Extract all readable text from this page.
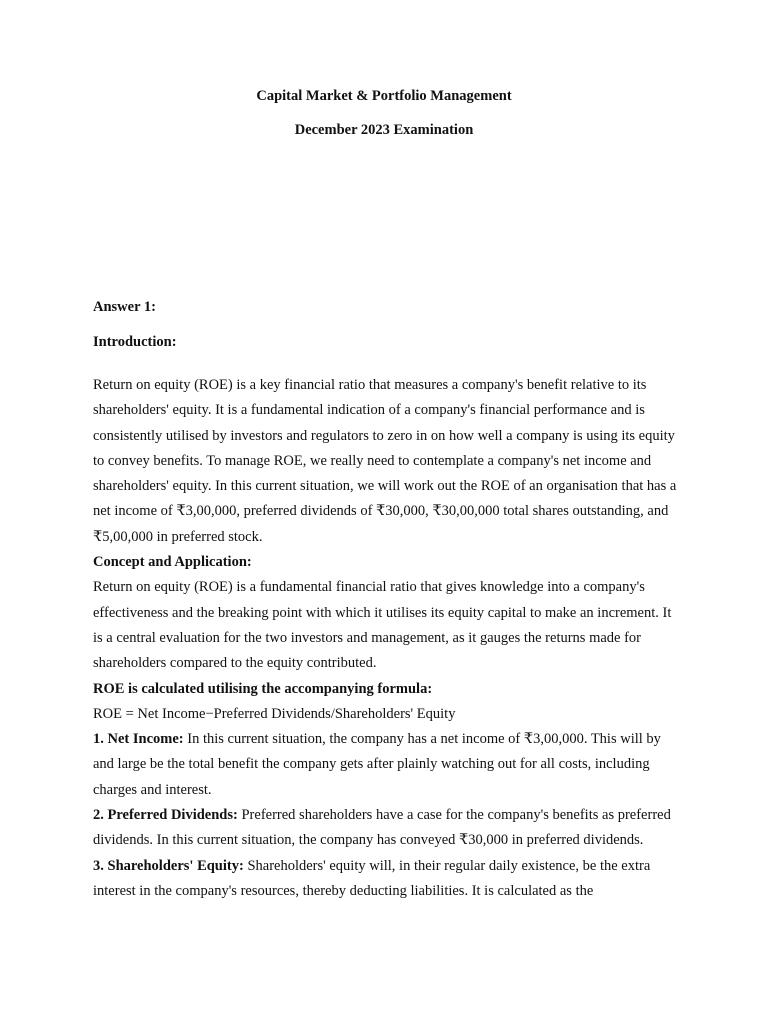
Capital Market & Portfolio Management
December 2023 Examination

Answer 1:

Introduction:

Return on equity (ROE) is a key financial ratio that measures a company's benefit relative to its shareholders' equity. It is a fundamental indication of a company's financial performance and is consistently utilised by investors and regulators to zero in on how well a company is using its equity to convey benefits. To manage ROE, we really need to contemplate a company's net income and shareholders' equity. In this current situation, we will work out the ROE of an organisation that has a net income of ₹3,00,000, preferred dividends of ₹30,000, ₹30,00,000 total shares outstanding, and ₹5,00,000 in preferred stock.

Concept and Application:

Return on equity (ROE) is a fundamental financial ratio that gives knowledge into a company's effectiveness and the breaking point with which it utilises its equity capital to make an increment. It is a central evaluation for the two investors and management, as it gauges the returns made for shareholders compared to the equity contributed.

ROE is calculated utilising the accompanying formula:

ROE = Net Income−Preferred Dividends/Shareholders' Equity

1. Net Income: In this current situation, the company has a net income of ₹3,00,000. This will by and large be the total benefit the company gets after plainly watching out for all costs, including charges and interest.

2. Preferred Dividends: Preferred shareholders have a case for the company's benefits as preferred dividends. In this current situation, the company has conveyed ₹30,000 in preferred dividends.

3. Shareholders' Equity: Shareholders' equity will, in their regular daily existence, be the extra interest in the company's resources, thereby deducting liabilities. It is calculated as the
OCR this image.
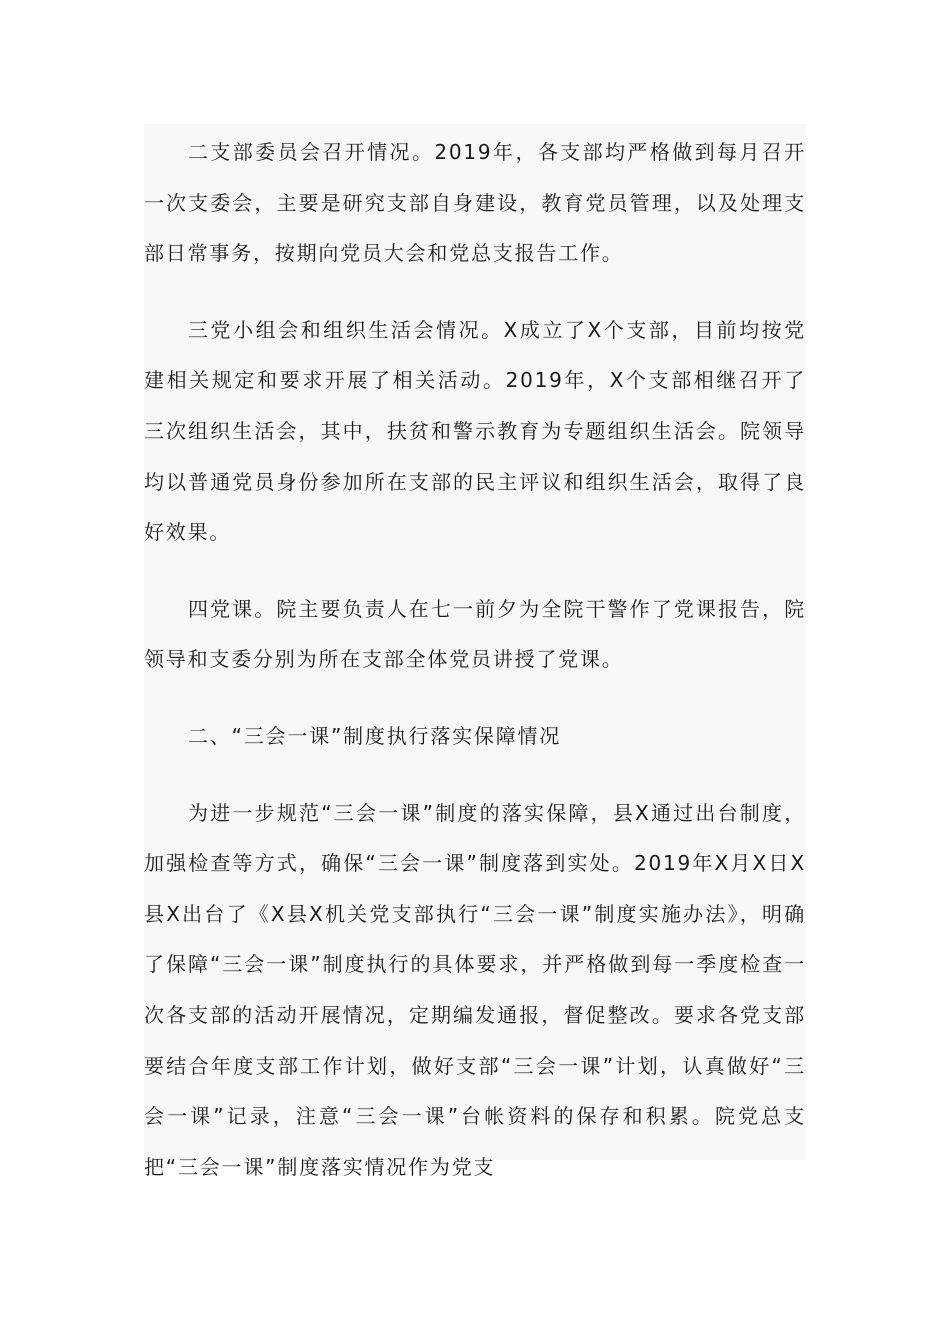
二支部委员会召开情况。2019年，各支部均严格做到每月召开一次支委会，主要是研究支部自身建设，教育党员管理，以及处理支部日常事务，按期向党员大会和党总支报告工作。

三党小组会和组织生活会情况。X成立了X个支部，目前均按党建相关规定和要求开展了相关活动。2019年，X个支部相继召开了三次组织生活会，其中，扶贫和警示教育为专题组织生活会。院领导均以普通党员身份参加所在支部的民主评议和组织生活会，取得了良好效果。

四党课。院主要负责人在七一前夕为全院干警作了党课报告，院领导和支委分别为所在支部全体党员讲授了党课。

二、“三会一课”制度执行落实保障情况

为进一步规范“三会一课”制度的落实保障，县X通过出台制度，加强检查等方式，确保“三会一课”制度落到实处。2019年X月X日X县X出台了《X县X机关党支部执行“三会一课”制度实施办法》，明确了保障“三会一课”制度执行的具体要求，并严格做到每一季度检查一次各支部的活动开展情况，定期编发通报，督促整改。要求各党支部要结合年度支部工作计划，做好支部“三会一课”计划，认真做好“三会一课”记录，注意“三会一课”台帐资料的保存和积累。院党总支把“三会一课”制度落实情况作为党支
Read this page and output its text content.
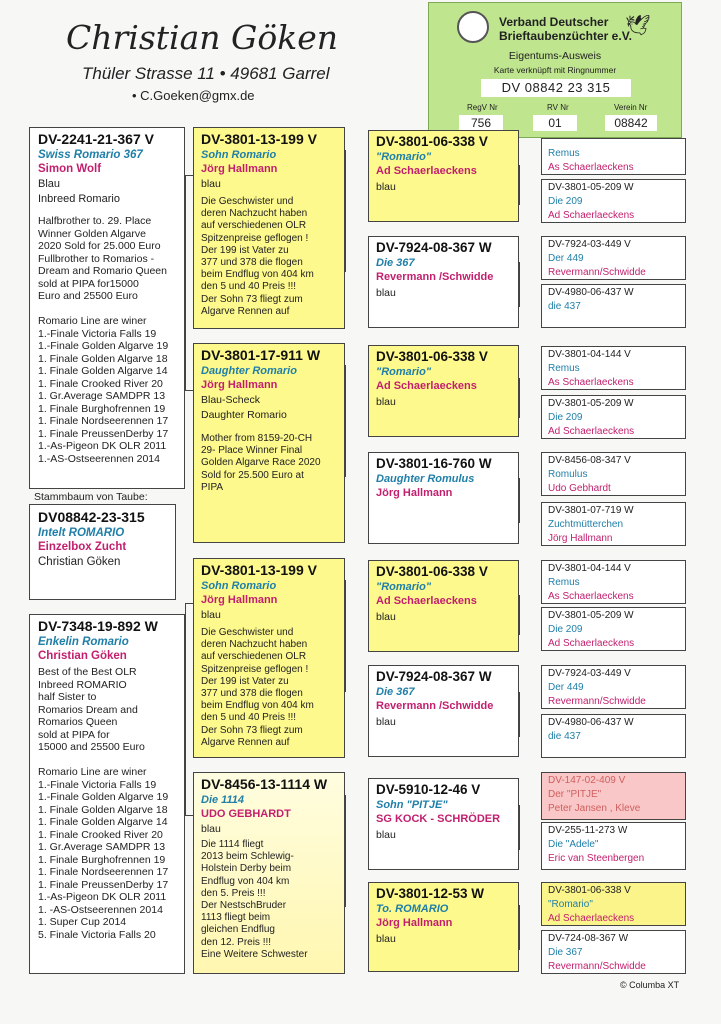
Christian Göken
Thüler Strasse 11 • 49681 Garrel
• C.Goeken@gmx.de
🕊
Verband Deutscher
Brieftaubenzüchter e.V.
Eigentums-Ausweis
Karte verknüpft mit Ringnummer
DV 08842 23 315
RegV Nr	RV Nr	Verein Nr
756	01	08842
DV-2241-21-367 V
Swiss Romario 367
Simon Wolf
Blau
Inbreed Romario
Halfbrother to. 29. Place
Winner Golden Algarve
2020 Sold for 25.000 Euro
Fullbrother to Romarios -
Dream and Romario Queen
sold at PIPA for15000
Euro and 25500 Euro

Romario Line are winer
1.-Finale Victoria Falls 19
1.-Finale Golden Algarve 19
1. Finale Golden Algarve 18
1. Finale Golden Algarve 14
1. Finale Crooked River 20
1. Gr.Average SAMDPR 13
1. Finale Burghofrennen 19
1. Finale Nordseerennen 17
1. Finale PreussenDerby 17
1.-As-Pigeon DK OLR 2011
1.-AS-Ostseerennen 2014
Stammbaum von Taube:
DV08842-23-315
Intelt ROMARIO
Einzelbox Zucht
Christian Göken
DV-7348-19-892 W
Enkelin Romario
Christian Göken
Best of the Best OLR
Inbreed ROMARIO
half Sister to
Romarios Dream and
Romarios Queen
sold at PIPA for
15000 and 25500 Euro

Romario Line are winer
1.-Finale Victoria Falls 19
1.-Finale Golden Algarve 19
1. Finale Golden Algarve 18
1. Finale Golden Algarve 14
1. Finale Crooked River 20
1. Gr.Average SAMDPR 13
1. Finale Burghofrennen 19
1. Finale Nordseerennen 17
1. Finale PreussenDerby 17
1.-As-Pigeon DK OLR 2011
1. -AS-Ostseerennen 2014
1. Super Cup 2014
5. Finale Victoria Falls 20
DV-3801-13-199 V
Sohn Romario
Jörg Hallmann
blau
Die Geschwister und
deren Nachzucht haben
auf verschiedenen OLR
Spitzenpreise geflogen !
Der 199 ist Vater zu
377 und 378 die flogen
beim Endflug von 404 km
den 5 und 40 Preis !!!
Der Sohn 73 fliegt zum
Algarve Rennen auf
DV-3801-17-911 W
Daughter Romario
Jörg Hallmann
Blau-Scheck
Daughter Romario
Mother from 8159-20-CH
29- Place Winner Final
Golden Algarve Race 2020
Sold for 25.500 Euro at
PIPA
DV-3801-13-199 V
Sohn Romario
Jörg Hallmann
blau
Die Geschwister und
deren Nachzucht haben
auf verschiedenen OLR
Spitzenpreise geflogen !
Der 199 ist Vater zu
377 und 378 die flogen
beim Endflug von 404 km
den 5 und 40 Preis !!!
Der Sohn 73 fliegt zum
Algarve Rennen auf
DV-8456-13-1114 W
Die 1114
UDO GEBHARDT
blau
Die 1114 fliegt
2013 beim Schlewig-
Holstein Derby beim
Endflug von 404 km
den 5. Preis !!!
Der NestschBruder
1113 fliegt beim
gleichen Endflug
den 12. Preis !!!
Eine Weitere Schwester
DV-3801-06-338 V
"Romario"
Ad Schaerlaeckens
blau
DV-7924-08-367 W
Die 367
Revermann /Schwidde
blau
DV-3801-06-338 V
"Romario"
Ad Schaerlaeckens
blau
DV-3801-16-760 W
Daughter Romulus
Jörg Hallmann
DV-3801-06-338 V
"Romario"
Ad Schaerlaeckens
blau
DV-7924-08-367 W
Die 367
Revermann /Schwidde
blau
DV-5910-12-46 V
Sohn "PITJE"
SG KOCK - SCHRÖDER
blau
DV-3801-12-53 W
To. ROMARIO
Jörg Hallmann
blau
Remus
As Schaerlaeckens
DV-3801-05-209 W
Die 209
Ad Schaerlaeckens
DV-7924-03-449 V
Der 449
Revermann/Schwidde
DV-4980-06-437 W
die 437
DV-3801-04-144 V
Remus
As Schaerlaeckens
DV-3801-05-209 W
Die 209
Ad Schaerlaeckens
DV-8456-08-347 V
Romulus
Udo Gebhardt
DV-3801-07-719 W
Zuchtmütterchen
Jörg Hallmann
DV-3801-04-144 V
Remus
As Schaerlaeckens
DV-3801-05-209 W
Die 209
Ad Schaerlaeckens
DV-7924-03-449 V
Der 449
Revermann/Schwidde
DV-4980-06-437 W
die 437
DV-147-02-409 V
Der "PITJE"
Peter Jansen , Kleve
DV-255-11-273 W
Die "Adele"
Eric van Steenbergen
DV-3801-06-338 V
"Romario"
Ad Schaerlaeckens
DV-724-08-367 W
Die 367
Revermann/Schwidde
© Columba XT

*****

Exclude the pictures. Write out the remaining data exactly.

Extract all readable text from this page.
Capital Market & Portfolio Management
December 2023 Examination

Answer 1:

Introduction:

Return on equity (ROE) is a key financial ratio that measures a company's benefit relative to its shareholders' equity. It is a fundamental indication of a company's financial performance and is consistently utilised by investors and regulators to zero in on how well a company is using its equity to convey benefits. To manage ROE, we really need to contemplate a company's net income and shareholders' equity. In this current situation, we will work out the ROE of an organisation that has a net income of ₹3,00,000, preferred dividends of ₹30,000, ₹30,00,000 total shares outstanding, and ₹5,00,000 in preferred stock.

Concept and Application:

Return on equity (ROE) is a fundamental financial ratio that gives knowledge into a company's effectiveness and the breaking point with which it utilises its equity capital to make an increment. It is a central evaluation for the two investors and management, as it gauges the returns made for shareholders compared to the equity contributed.

ROE is calculated utilising the accompanying formula:

ROE = Net Income−Preferred Dividends/Shareholders' Equity

1. Net Income: In this current situation, the company has a net income of ₹3,00,000. This will by and large be the total benefit the company gets after plainly watching out for all costs, including charges and interest.

2. Preferred Dividends: Preferred shareholders have a case for the company's benefits as preferred dividends. In this current situation, the company has conveyed ₹30,000 in preferred dividends.

3. Shareholders' Equity: Shareholders' equity will, in their regular daily existence, be the extra interest in the company's resources, thereby deducting liabilities. It is calculated as the
OCR this image.
二支部委员会召开情况。2019年，各支部均严格做到每月召开一次支委会，主要是研究支部自身建设，教育党员管理，以及处理支部日常事务，按期向党员大会和党总支报告工作。

三党小组会和组织生活会情况。X成立了X个支部，目前均按党建相关规定和要求开展了相关活动。2019年，X个支部相继召开了三次组织生活会，其中，扶贫和警示教育为专题组织生活会。院领导均以普通党员身份参加所在支部的民主评议和组织生活会，取得了良好效果。

四党课。院主要负责人在七一前夕为全院干警作了党课报告，院领导和支委分别为所在支部全体党员讲授了党课。

二、“三会一课”制度执行落实保障情况

为进一步规范“三会一课”制度的落实保障，县X通过出台制度，加强检查等方式，确保“三会一课”制度落到实处。2019年X月X日X县X出台了《X县X机关党支部执行“三会一课”制度实施办法》，明确了保障“三会一课”制度执行的具体要求，并严格做到每一季度检查一次各支部的活动开展情况，定期编发通报，督促整改。要求各党支部要结合年度支部工作计划，做好支部“三会一课”计划，认真做好“三会一课”记录，注意“三会一课”台帐资料的保存和积累。院党总支把“三会一课”制度落实情况作为党支
Read this page and output its text content.
Christian Göken
Thüler Strasse 11 • 49681 Garrel
• C.Goeken@gmx.de
🕊
Verband Deutscher
Brieftaubenzüchter e.V.
Eigentums-Ausweis
Karte verknüpft mit Ringnummer
DV 08842 23 315
RegV Nr	RV Nr	Verein Nr
756	01	08842
DV-2241-21-367 V
Swiss Romario 367
Simon Wolf
Blau
Inbreed Romario
Halfbrother to. 29. Place
Winner Golden Algarve
2020 Sold for 25.000 Euro
Fullbrother to Romarios -
Dream and Romario Queen
sold at PIPA for15000
Euro and 25500 Euro

Romario Line are winer
1.-Finale Victoria Falls 19
1.-Finale Golden Algarve 19
1. Finale Golden Algarve 18
1. Finale Golden Algarve 14
1. Finale Crooked River 20
1. Gr.Average SAMDPR 13
1. Finale Burghofrennen 19
1. Finale Nordseerennen 17
1. Finale PreussenDerby 17
1.-As-Pigeon DK OLR 2011
1.-AS-Ostseerennen 2014
Stammbaum von Taube:
DV08842-23-315
Intelt ROMARIO
Einzelbox Zucht
Christian Göken
DV-7348-19-892 W
Enkelin Romario
Christian Göken
Best of the Best OLR
Inbreed ROMARIO
half Sister to
Romarios Dream and
Romarios Queen
sold at PIPA for
15000 and 25500 Euro

Romario Line are winer
1.-Finale Victoria Falls 19
1.-Finale Golden Algarve 19
1. Finale Golden Algarve 18
1. Finale Golden Algarve 14
1. Finale Crooked River 20
1. Gr.Average SAMDPR 13
1. Finale Burghofrennen 19
1. Finale Nordseerennen 17
1. Finale PreussenDerby 17
1.-As-Pigeon DK OLR 2011
1. -AS-Ostseerennen 2014
1. Super Cup 2014
5. Finale Victoria Falls 20
DV-3801-13-199 V
Sohn Romario
Jörg Hallmann
blau
Die Geschwister und
deren Nachzucht haben
auf verschiedenen OLR
Spitzenpreise geflogen !
Der 199 ist Vater zu
377 und 378 die flogen
beim Endflug von 404 km
den 5 und 40 Preis !!!
Der Sohn 73 fliegt zum
Algarve Rennen auf
DV-3801-17-911 W
Daughter Romario
Jörg Hallmann
Blau-Scheck
Daughter Romario
Mother from 8159-20-CH
29- Place Winner Final
Golden Algarve Race 2020
Sold for 25.500 Euro at
PIPA
DV-3801-13-199 V
Sohn Romario
Jörg Hallmann
blau
Die Geschwister und
deren Nachzucht haben
auf verschiedenen OLR
Spitzenpreise geflogen !
Der 199 ist Vater zu
377 und 378 die flogen
beim Endflug von 404 km
den 5 und 40 Preis !!!
Der Sohn 73 fliegt zum
Algarve Rennen auf
DV-8456-13-1114 W
Die 1114
UDO GEBHARDT
blau
Die 1114 fliegt
2013 beim Schlewig-
Holstein Derby beim
Endflug von 404 km
den 5. Preis !!!
Der NestschBruder
1113 fliegt beim
gleichen Endflug
den 12. Preis !!!
Eine Weitere Schwester
DV-3801-06-338 V
"Romario"
Ad Schaerlaeckens
blau
DV-7924-08-367 W
Die 367
Revermann /Schwidde
blau
DV-3801-06-338 V
"Romario"
Ad Schaerlaeckens
blau
DV-3801-16-760 W
Daughter Romulus
Jörg Hallmann
DV-3801-06-338 V
"Romario"
Ad Schaerlaeckens
blau
DV-7924-08-367 W
Die 367
Revermann /Schwidde
blau
DV-5910-12-46 V
Sohn "PITJE"
SG KOCK - SCHRÖDER
blau
DV-3801-12-53 W
To. ROMARIO
Jörg Hallmann
blau
Remus
As Schaerlaeckens
DV-3801-05-209 W
Die 209
Ad Schaerlaeckens
DV-7924-03-449 V
Der 449
Revermann/Schwidde
DV-4980-06-437 W
die 437
DV-3801-04-144 V
Remus
As Schaerlaeckens
DV-3801-05-209 W
Die 209
Ad Schaerlaeckens
DV-8456-08-347 V
Romulus
Udo Gebhardt
DV-3801-07-719 W
Zuchtmütterchen
Jörg Hallmann
DV-3801-04-144 V
Remus
As Schaerlaeckens
DV-3801-05-209 W
Die 209
Ad Schaerlaeckens
DV-7924-03-449 V
Der 449
Revermann/Schwidde
DV-4980-06-437 W
die 437
DV-147-02-409 V
Der "PITJE"
Peter Jansen , Kleve
DV-255-11-273 W
Die "Adele"
Eric van Steenbergen
DV-3801-06-338 V
"Romario"
Ad Schaerlaeckens
DV-724-08-367 W
Die 367
Revermann/Schwidde
© Columba XT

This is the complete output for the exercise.